Leave out every picture, then transcribe the rest of the listing exactly.

Raw records:
——————————

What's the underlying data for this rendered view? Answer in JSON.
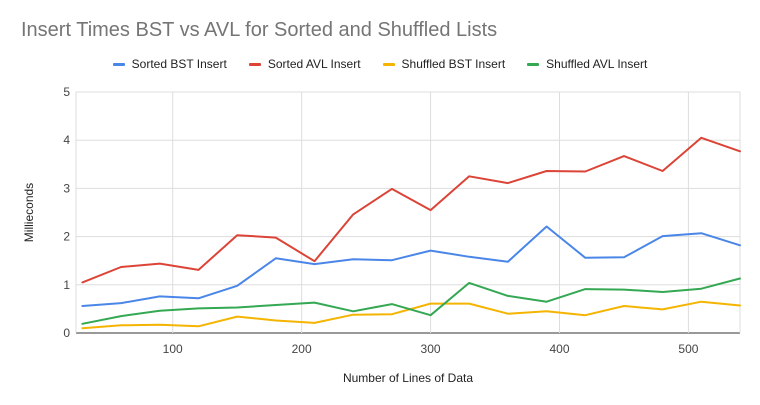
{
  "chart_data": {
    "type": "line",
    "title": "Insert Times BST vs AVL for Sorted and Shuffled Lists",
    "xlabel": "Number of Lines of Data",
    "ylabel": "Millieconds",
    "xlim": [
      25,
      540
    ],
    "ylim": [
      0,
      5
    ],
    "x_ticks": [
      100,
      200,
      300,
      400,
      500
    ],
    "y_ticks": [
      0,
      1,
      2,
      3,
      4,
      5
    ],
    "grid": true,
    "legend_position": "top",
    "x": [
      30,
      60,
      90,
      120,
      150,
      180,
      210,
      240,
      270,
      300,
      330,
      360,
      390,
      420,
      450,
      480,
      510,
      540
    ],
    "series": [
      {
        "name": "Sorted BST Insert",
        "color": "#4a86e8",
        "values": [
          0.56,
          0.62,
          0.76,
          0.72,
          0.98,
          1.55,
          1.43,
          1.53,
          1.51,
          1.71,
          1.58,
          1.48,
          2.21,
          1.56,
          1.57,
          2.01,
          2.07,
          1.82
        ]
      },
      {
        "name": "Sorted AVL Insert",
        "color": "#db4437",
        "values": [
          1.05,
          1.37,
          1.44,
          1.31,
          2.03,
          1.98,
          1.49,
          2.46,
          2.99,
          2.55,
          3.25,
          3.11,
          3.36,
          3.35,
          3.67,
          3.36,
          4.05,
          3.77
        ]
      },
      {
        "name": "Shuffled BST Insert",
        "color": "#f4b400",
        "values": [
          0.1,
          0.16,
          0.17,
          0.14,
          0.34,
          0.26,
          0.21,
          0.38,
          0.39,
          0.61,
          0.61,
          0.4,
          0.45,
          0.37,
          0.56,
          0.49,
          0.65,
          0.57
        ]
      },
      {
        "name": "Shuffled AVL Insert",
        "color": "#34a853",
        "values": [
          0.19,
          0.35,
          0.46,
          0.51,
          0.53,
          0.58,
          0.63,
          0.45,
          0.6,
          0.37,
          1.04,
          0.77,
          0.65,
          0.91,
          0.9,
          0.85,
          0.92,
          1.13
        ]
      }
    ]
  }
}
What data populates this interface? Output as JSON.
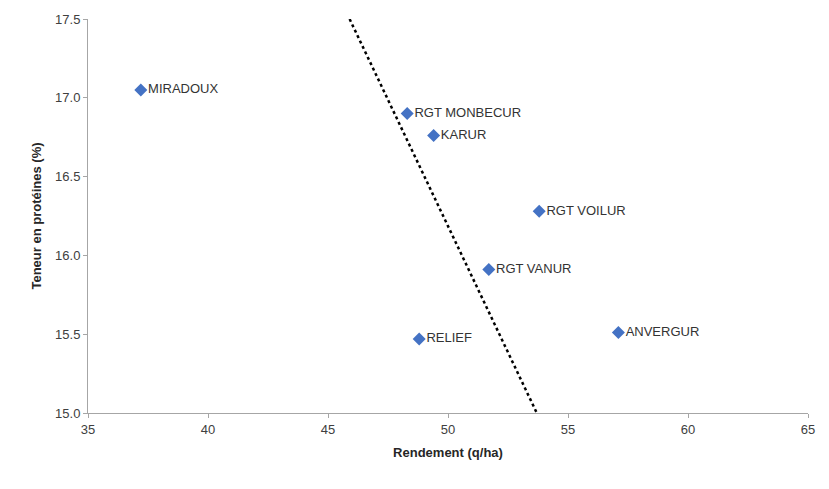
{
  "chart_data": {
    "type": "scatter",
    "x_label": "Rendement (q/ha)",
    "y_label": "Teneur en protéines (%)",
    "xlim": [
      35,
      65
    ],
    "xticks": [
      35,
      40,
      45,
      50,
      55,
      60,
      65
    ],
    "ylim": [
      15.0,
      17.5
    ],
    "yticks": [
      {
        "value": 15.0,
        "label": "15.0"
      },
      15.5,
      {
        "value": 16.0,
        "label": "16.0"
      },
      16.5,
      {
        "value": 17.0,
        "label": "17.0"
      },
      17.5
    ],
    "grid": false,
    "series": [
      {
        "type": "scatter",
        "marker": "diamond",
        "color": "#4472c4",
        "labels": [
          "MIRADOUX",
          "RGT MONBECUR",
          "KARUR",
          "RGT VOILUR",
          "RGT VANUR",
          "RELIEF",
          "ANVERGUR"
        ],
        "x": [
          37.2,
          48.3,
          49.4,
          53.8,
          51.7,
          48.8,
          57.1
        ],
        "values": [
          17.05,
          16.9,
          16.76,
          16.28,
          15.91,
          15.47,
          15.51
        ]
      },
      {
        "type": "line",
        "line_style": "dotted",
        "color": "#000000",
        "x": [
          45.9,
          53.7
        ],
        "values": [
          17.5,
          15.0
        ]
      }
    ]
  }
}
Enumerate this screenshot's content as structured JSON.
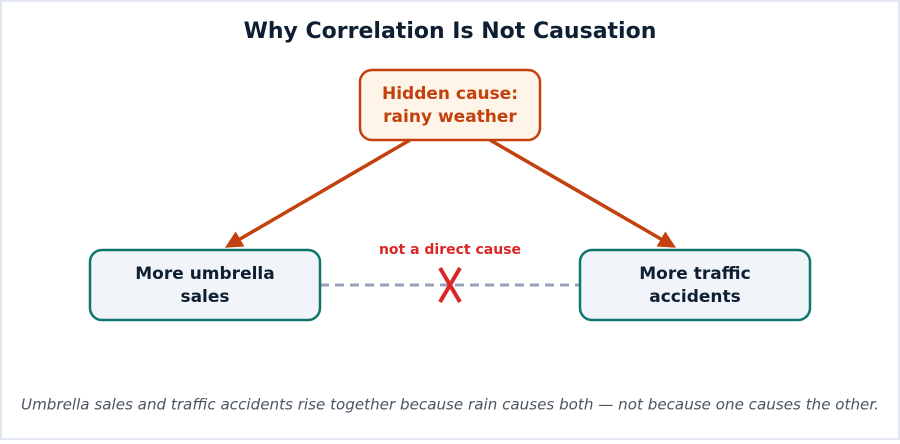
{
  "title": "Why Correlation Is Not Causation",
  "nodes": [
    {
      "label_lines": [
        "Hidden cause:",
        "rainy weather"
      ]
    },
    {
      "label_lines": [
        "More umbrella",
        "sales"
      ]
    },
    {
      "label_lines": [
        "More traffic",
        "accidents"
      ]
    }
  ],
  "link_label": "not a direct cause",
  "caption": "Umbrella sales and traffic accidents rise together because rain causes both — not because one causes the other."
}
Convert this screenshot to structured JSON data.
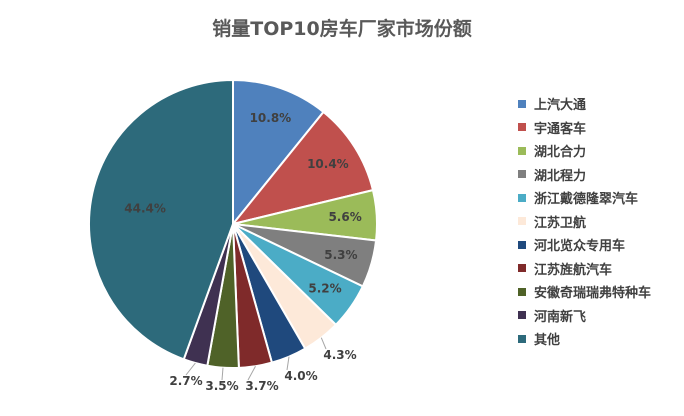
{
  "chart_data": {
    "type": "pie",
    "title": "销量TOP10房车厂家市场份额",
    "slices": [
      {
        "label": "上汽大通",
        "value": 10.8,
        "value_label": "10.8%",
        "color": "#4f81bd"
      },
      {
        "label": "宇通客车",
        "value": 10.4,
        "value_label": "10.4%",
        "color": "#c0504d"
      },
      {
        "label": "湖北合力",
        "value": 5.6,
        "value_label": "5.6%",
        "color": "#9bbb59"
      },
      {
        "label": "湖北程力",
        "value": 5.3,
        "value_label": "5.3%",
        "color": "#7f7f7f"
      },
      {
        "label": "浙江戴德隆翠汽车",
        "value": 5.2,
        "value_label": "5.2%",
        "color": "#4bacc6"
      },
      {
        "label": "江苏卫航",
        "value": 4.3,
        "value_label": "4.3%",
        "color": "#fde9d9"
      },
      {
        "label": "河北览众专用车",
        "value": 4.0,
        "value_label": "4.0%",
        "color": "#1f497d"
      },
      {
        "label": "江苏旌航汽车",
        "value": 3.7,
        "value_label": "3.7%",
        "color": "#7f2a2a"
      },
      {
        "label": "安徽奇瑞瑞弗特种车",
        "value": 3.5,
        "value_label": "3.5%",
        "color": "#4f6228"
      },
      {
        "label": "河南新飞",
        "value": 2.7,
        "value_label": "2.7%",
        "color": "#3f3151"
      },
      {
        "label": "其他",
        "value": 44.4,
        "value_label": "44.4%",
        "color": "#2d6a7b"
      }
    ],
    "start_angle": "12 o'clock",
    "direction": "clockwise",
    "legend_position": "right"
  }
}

——————————

Result of this exercise:
What's the underlying data for this rendered view? Answer in JSON.
{
  "chart_data": {
    "type": "line",
    "title": "Insert Times BST vs AVL for Sorted and Shuffled Lists",
    "xlabel": "Number of Lines of Data",
    "ylabel": "Millieconds",
    "xlim": [
      25,
      540
    ],
    "ylim": [
      0,
      5
    ],
    "x_ticks": [
      100,
      200,
      300,
      400,
      500
    ],
    "y_ticks": [
      0,
      1,
      2,
      3,
      4,
      5
    ],
    "grid": true,
    "legend_position": "top",
    "x": [
      30,
      60,
      90,
      120,
      150,
      180,
      210,
      240,
      270,
      300,
      330,
      360,
      390,
      420,
      450,
      480,
      510,
      540
    ],
    "series": [
      {
        "name": "Sorted BST Insert",
        "color": "#4a86e8",
        "values": [
          0.56,
          0.62,
          0.76,
          0.72,
          0.98,
          1.55,
          1.43,
          1.53,
          1.51,
          1.71,
          1.58,
          1.48,
          2.21,
          1.56,
          1.57,
          2.01,
          2.07,
          1.82
        ]
      },
      {
        "name": "Sorted AVL Insert",
        "color": "#db4437",
        "values": [
          1.05,
          1.37,
          1.44,
          1.31,
          2.03,
          1.98,
          1.49,
          2.46,
          2.99,
          2.55,
          3.25,
          3.11,
          3.36,
          3.35,
          3.67,
          3.36,
          4.05,
          3.77
        ]
      },
      {
        "name": "Shuffled BST Insert",
        "color": "#f4b400",
        "values": [
          0.1,
          0.16,
          0.17,
          0.14,
          0.34,
          0.26,
          0.21,
          0.38,
          0.39,
          0.61,
          0.61,
          0.4,
          0.45,
          0.37,
          0.56,
          0.49,
          0.65,
          0.57
        ]
      },
      {
        "name": "Shuffled AVL Insert",
        "color": "#34a853",
        "values": [
          0.19,
          0.35,
          0.46,
          0.51,
          0.53,
          0.58,
          0.63,
          0.45,
          0.6,
          0.37,
          1.04,
          0.77,
          0.65,
          0.91,
          0.9,
          0.85,
          0.92,
          1.13
        ]
      }
    ]
  }
}
What data populates this interface? Output as JSON.
{
  "chart_data": {
    "type": "scatter",
    "x_label": "Rendement (q/ha)",
    "y_label": "Teneur en protéines (%)",
    "xlim": [
      35,
      65
    ],
    "xticks": [
      35,
      40,
      45,
      50,
      55,
      60,
      65
    ],
    "ylim": [
      15.0,
      17.5
    ],
    "yticks": [
      {
        "value": 15.0,
        "label": "15.0"
      },
      15.5,
      {
        "value": 16.0,
        "label": "16.0"
      },
      16.5,
      {
        "value": 17.0,
        "label": "17.0"
      },
      17.5
    ],
    "grid": false,
    "series": [
      {
        "type": "scatter",
        "marker": "diamond",
        "color": "#4472c4",
        "labels": [
          "MIRADOUX",
          "RGT MONBECUR",
          "KARUR",
          "RGT VOILUR",
          "RGT VANUR",
          "RELIEF",
          "ANVERGUR"
        ],
        "x": [
          37.2,
          48.3,
          49.4,
          53.8,
          51.7,
          48.8,
          57.1
        ],
        "values": [
          17.05,
          16.9,
          16.76,
          16.28,
          15.91,
          15.47,
          15.51
        ]
      },
      {
        "type": "line",
        "line_style": "dotted",
        "color": "#000000",
        "x": [
          45.9,
          53.7
        ],
        "values": [
          17.5,
          15.0
        ]
      }
    ]
  }
}
Enumerate this screenshot's content as structured JSON.
{
  "title": "Why Correlation Is Not Causation",
  "nodes": [
    {
      "label_lines": [
        "Hidden cause:",
        "rainy weather"
      ]
    },
    {
      "label_lines": [
        "More umbrella",
        "sales"
      ]
    },
    {
      "label_lines": [
        "More traffic",
        "accidents"
      ]
    }
  ],
  "link_label": "not a direct cause",
  "caption": "Umbrella sales and traffic accidents rise together because rain causes both — not because one causes the other."
}
Convert this screenshot to structured JSON data.
{
  "chart_data": {
    "type": "pie",
    "title": "销量TOP10房车厂家市场份额",
    "slices": [
      {
        "label": "上汽大通",
        "value": 10.8,
        "value_label": "10.8%",
        "color": "#4f81bd"
      },
      {
        "label": "宇通客车",
        "value": 10.4,
        "value_label": "10.4%",
        "color": "#c0504d"
      },
      {
        "label": "湖北合力",
        "value": 5.6,
        "value_label": "5.6%",
        "color": "#9bbb59"
      },
      {
        "label": "湖北程力",
        "value": 5.3,
        "value_label": "5.3%",
        "color": "#7f7f7f"
      },
      {
        "label": "浙江戴德隆翠汽车",
        "value": 5.2,
        "value_label": "5.2%",
        "color": "#4bacc6"
      },
      {
        "label": "江苏卫航",
        "value": 4.3,
        "value_label": "4.3%",
        "color": "#fde9d9"
      },
      {
        "label": "河北览众专用车",
        "value": 4.0,
        "value_label": "4.0%",
        "color": "#1f497d"
      },
      {
        "label": "江苏旌航汽车",
        "value": 3.7,
        "value_label": "3.7%",
        "color": "#7f2a2a"
      },
      {
        "label": "安徽奇瑞瑞弗特种车",
        "value": 3.5,
        "value_label": "3.5%",
        "color": "#4f6228"
      },
      {
        "label": "河南新飞",
        "value": 2.7,
        "value_label": "2.7%",
        "color": "#3f3151"
      },
      {
        "label": "其他",
        "value": 44.4,
        "value_label": "44.4%",
        "color": "#2d6a7b"
      }
    ],
    "start_angle": "12 o'clock",
    "direction": "clockwise",
    "legend_position": "right"
  }
}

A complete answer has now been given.